-- WHAT IS NEEDED --
Everything in the listing should be restated word for word.

-- DATA SUPPLIED --
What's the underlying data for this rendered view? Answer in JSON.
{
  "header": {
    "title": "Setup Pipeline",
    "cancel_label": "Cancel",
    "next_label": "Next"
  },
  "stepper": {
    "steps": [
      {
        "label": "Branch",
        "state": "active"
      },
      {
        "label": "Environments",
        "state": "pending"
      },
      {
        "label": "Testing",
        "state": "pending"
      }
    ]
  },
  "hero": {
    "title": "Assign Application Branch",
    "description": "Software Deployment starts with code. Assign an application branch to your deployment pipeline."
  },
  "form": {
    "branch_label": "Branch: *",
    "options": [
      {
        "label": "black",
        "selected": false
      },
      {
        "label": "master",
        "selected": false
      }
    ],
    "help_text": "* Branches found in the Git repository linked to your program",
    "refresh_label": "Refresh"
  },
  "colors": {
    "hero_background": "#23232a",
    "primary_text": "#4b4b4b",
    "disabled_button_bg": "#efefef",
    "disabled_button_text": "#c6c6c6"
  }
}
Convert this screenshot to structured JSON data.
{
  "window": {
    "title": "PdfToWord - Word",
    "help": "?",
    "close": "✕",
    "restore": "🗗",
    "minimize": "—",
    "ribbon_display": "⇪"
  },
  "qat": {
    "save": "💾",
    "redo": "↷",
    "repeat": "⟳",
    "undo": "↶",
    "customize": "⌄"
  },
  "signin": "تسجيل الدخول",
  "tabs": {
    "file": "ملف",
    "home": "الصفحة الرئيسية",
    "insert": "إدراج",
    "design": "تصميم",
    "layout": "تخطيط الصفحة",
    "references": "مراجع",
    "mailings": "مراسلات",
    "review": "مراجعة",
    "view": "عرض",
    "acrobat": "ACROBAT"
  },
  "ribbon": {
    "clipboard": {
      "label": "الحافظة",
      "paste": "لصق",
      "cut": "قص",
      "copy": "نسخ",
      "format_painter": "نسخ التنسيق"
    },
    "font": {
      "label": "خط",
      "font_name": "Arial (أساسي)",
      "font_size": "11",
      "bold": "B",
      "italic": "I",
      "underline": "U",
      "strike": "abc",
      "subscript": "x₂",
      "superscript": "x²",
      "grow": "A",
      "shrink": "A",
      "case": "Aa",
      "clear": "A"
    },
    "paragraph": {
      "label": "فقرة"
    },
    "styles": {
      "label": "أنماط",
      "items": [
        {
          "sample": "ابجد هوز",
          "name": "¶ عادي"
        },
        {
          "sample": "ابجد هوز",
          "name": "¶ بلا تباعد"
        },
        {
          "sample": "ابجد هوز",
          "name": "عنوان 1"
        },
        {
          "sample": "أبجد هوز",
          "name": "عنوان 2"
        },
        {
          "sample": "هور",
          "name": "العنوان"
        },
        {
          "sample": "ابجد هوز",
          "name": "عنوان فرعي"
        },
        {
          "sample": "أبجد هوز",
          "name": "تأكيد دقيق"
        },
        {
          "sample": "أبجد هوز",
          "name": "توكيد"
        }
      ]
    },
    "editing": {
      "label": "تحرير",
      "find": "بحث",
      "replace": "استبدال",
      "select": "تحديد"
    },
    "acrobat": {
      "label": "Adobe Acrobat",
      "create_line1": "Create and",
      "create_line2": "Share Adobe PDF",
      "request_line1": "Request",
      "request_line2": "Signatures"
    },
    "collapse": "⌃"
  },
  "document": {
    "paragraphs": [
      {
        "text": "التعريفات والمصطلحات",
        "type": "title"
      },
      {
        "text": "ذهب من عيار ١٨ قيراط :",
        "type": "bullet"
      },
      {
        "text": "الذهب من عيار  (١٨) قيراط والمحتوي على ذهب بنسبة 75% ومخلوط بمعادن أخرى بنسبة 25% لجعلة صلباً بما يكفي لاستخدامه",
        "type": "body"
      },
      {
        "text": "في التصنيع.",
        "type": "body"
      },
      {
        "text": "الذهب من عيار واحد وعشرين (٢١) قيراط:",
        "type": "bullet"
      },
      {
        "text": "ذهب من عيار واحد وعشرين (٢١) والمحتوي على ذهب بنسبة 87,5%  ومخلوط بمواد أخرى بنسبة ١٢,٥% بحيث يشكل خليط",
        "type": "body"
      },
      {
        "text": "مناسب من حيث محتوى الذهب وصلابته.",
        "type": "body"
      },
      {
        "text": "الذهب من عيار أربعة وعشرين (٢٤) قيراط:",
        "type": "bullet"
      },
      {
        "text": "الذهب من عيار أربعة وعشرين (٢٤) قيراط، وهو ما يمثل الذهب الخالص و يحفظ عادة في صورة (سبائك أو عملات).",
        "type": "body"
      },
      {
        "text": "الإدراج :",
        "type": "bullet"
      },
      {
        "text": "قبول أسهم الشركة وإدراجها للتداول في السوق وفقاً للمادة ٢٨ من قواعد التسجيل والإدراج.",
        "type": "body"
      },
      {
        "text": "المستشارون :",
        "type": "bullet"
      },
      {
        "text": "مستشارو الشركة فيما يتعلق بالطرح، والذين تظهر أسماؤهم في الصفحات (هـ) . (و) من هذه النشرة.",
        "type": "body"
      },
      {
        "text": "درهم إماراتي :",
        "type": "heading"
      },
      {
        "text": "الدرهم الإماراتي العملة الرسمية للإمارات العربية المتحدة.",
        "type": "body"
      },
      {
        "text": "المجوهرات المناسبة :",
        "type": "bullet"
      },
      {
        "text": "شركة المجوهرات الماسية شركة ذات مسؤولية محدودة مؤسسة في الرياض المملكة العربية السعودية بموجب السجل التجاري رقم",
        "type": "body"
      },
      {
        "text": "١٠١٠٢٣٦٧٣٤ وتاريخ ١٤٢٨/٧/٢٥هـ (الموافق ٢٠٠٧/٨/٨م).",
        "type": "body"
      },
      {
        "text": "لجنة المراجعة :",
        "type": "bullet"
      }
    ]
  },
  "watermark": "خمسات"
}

-- COMPLETED TASK --
What's the underlying data for this rendered view? Answer in JSON.
{
  "header": {
    "title": "Setup Pipeline",
    "cancel_label": "Cancel",
    "next_label": "Next"
  },
  "stepper": {
    "steps": [
      {
        "label": "Branch",
        "state": "active"
      },
      {
        "label": "Environments",
        "state": "pending"
      },
      {
        "label": "Testing",
        "state": "pending"
      }
    ]
  },
  "hero": {
    "title": "Assign Application Branch",
    "description": "Software Deployment starts with code. Assign an application branch to your deployment pipeline."
  },
  "form": {
    "branch_label": "Branch: *",
    "options": [
      {
        "label": "black",
        "selected": false
      },
      {
        "label": "master",
        "selected": false
      }
    ],
    "help_text": "* Branches found in the Git repository linked to your program",
    "refresh_label": "Refresh"
  },
  "colors": {
    "hero_background": "#23232a",
    "primary_text": "#4b4b4b",
    "disabled_button_bg": "#efefef",
    "disabled_button_text": "#c6c6c6"
  }
}
Convert this screenshot to structured JSON data.
{
  "window": {
    "title": "PdfToWord - Word",
    "help": "?",
    "close": "✕",
    "restore": "🗗",
    "minimize": "—",
    "ribbon_display": "⇪"
  },
  "qat": {
    "save": "💾",
    "redo": "↷",
    "repeat": "⟳",
    "undo": "↶",
    "customize": "⌄"
  },
  "signin": "تسجيل الدخول",
  "tabs": {
    "file": "ملف",
    "home": "الصفحة الرئيسية",
    "insert": "إدراج",
    "design": "تصميم",
    "layout": "تخطيط الصفحة",
    "references": "مراجع",
    "mailings": "مراسلات",
    "review": "مراجعة",
    "view": "عرض",
    "acrobat": "ACROBAT"
  },
  "ribbon": {
    "clipboard": {
      "label": "الحافظة",
      "paste": "لصق",
      "cut": "قص",
      "copy": "نسخ",
      "format_painter": "نسخ التنسيق"
    },
    "font": {
      "label": "خط",
      "font_name": "Arial (أساسي)",
      "font_size": "11",
      "bold": "B",
      "italic": "I",
      "underline": "U",
      "strike": "abc",
      "subscript": "x₂",
      "superscript": "x²",
      "grow": "A",
      "shrink": "A",
      "case": "Aa",
      "clear": "A"
    },
    "paragraph": {
      "label": "فقرة"
    },
    "styles": {
      "label": "أنماط",
      "items": [
        {
          "sample": "ابجد هوز",
          "name": "¶ عادي"
        },
        {
          "sample": "ابجد هوز",
          "name": "¶ بلا تباعد"
        },
        {
          "sample": "ابجد هوز",
          "name": "عنوان 1"
        },
        {
          "sample": "أبجد هوز",
          "name": "عنوان 2"
        },
        {
          "sample": "هور",
          "name": "العنوان"
        },
        {
          "sample": "ابجد هوز",
          "name": "عنوان فرعي"
        },
        {
          "sample": "أبجد هوز",
          "name": "تأكيد دقيق"
        },
        {
          "sample": "أبجد هوز",
          "name": "توكيد"
        }
      ]
    },
    "editing": {
      "label": "تحرير",
      "find": "بحث",
      "replace": "استبدال",
      "select": "تحديد"
    },
    "acrobat": {
      "label": "Adobe Acrobat",
      "create_line1": "Create and",
      "create_line2": "Share Adobe PDF",
      "request_line1": "Request",
      "request_line2": "Signatures"
    },
    "collapse": "⌃"
  },
  "document": {
    "paragraphs": [
      {
        "text": "التعريفات والمصطلحات",
        "type": "title"
      },
      {
        "text": "ذهب من عيار ١٨ قيراط :",
        "type": "bullet"
      },
      {
        "text": "الذهب من عيار  (١٨) قيراط والمحتوي على ذهب بنسبة 75% ومخلوط بمعادن أخرى بنسبة 25% لجعلة صلباً بما يكفي لاستخدامه",
        "type": "body"
      },
      {
        "text": "في التصنيع.",
        "type": "body"
      },
      {
        "text": "الذهب من عيار واحد وعشرين (٢١) قيراط:",
        "type": "bullet"
      },
      {
        "text": "ذهب من عيار واحد وعشرين (٢١) والمحتوي على ذهب بنسبة 87,5%  ومخلوط بمواد أخرى بنسبة ١٢,٥% بحيث يشكل خليط",
        "type": "body"
      },
      {
        "text": "مناسب من حيث محتوى الذهب وصلابته.",
        "type": "body"
      },
      {
        "text": "الذهب من عيار أربعة وعشرين (٢٤) قيراط:",
        "type": "bullet"
      },
      {
        "text": "الذهب من عيار أربعة وعشرين (٢٤) قيراط، وهو ما يمثل الذهب الخالص و يحفظ عادة في صورة (سبائك أو عملات).",
        "type": "body"
      },
      {
        "text": "الإدراج :",
        "type": "bullet"
      },
      {
        "text": "قبول أسهم الشركة وإدراجها للتداول في السوق وفقاً للمادة ٢٨ من قواعد التسجيل والإدراج.",
        "type": "body"
      },
      {
        "text": "المستشارون :",
        "type": "bullet"
      },
      {
        "text": "مستشارو الشركة فيما يتعلق بالطرح، والذين تظهر أسماؤهم في الصفحات (هـ) . (و) من هذه النشرة.",
        "type": "body"
      },
      {
        "text": "درهم إماراتي :",
        "type": "heading"
      },
      {
        "text": "الدرهم الإماراتي العملة الرسمية للإمارات العربية المتحدة.",
        "type": "body"
      },
      {
        "text": "المجوهرات المناسبة :",
        "type": "bullet"
      },
      {
        "text": "شركة المجوهرات الماسية شركة ذات مسؤولية محدودة مؤسسة في الرياض المملكة العربية السعودية بموجب السجل التجاري رقم",
        "type": "body"
      },
      {
        "text": "١٠١٠٢٣٦٧٣٤ وتاريخ ١٤٢٨/٧/٢٥هـ (الموافق ٢٠٠٧/٨/٨م).",
        "type": "body"
      },
      {
        "text": "لجنة المراجعة :",
        "type": "bullet"
      }
    ]
  },
  "watermark": "خمسات"
}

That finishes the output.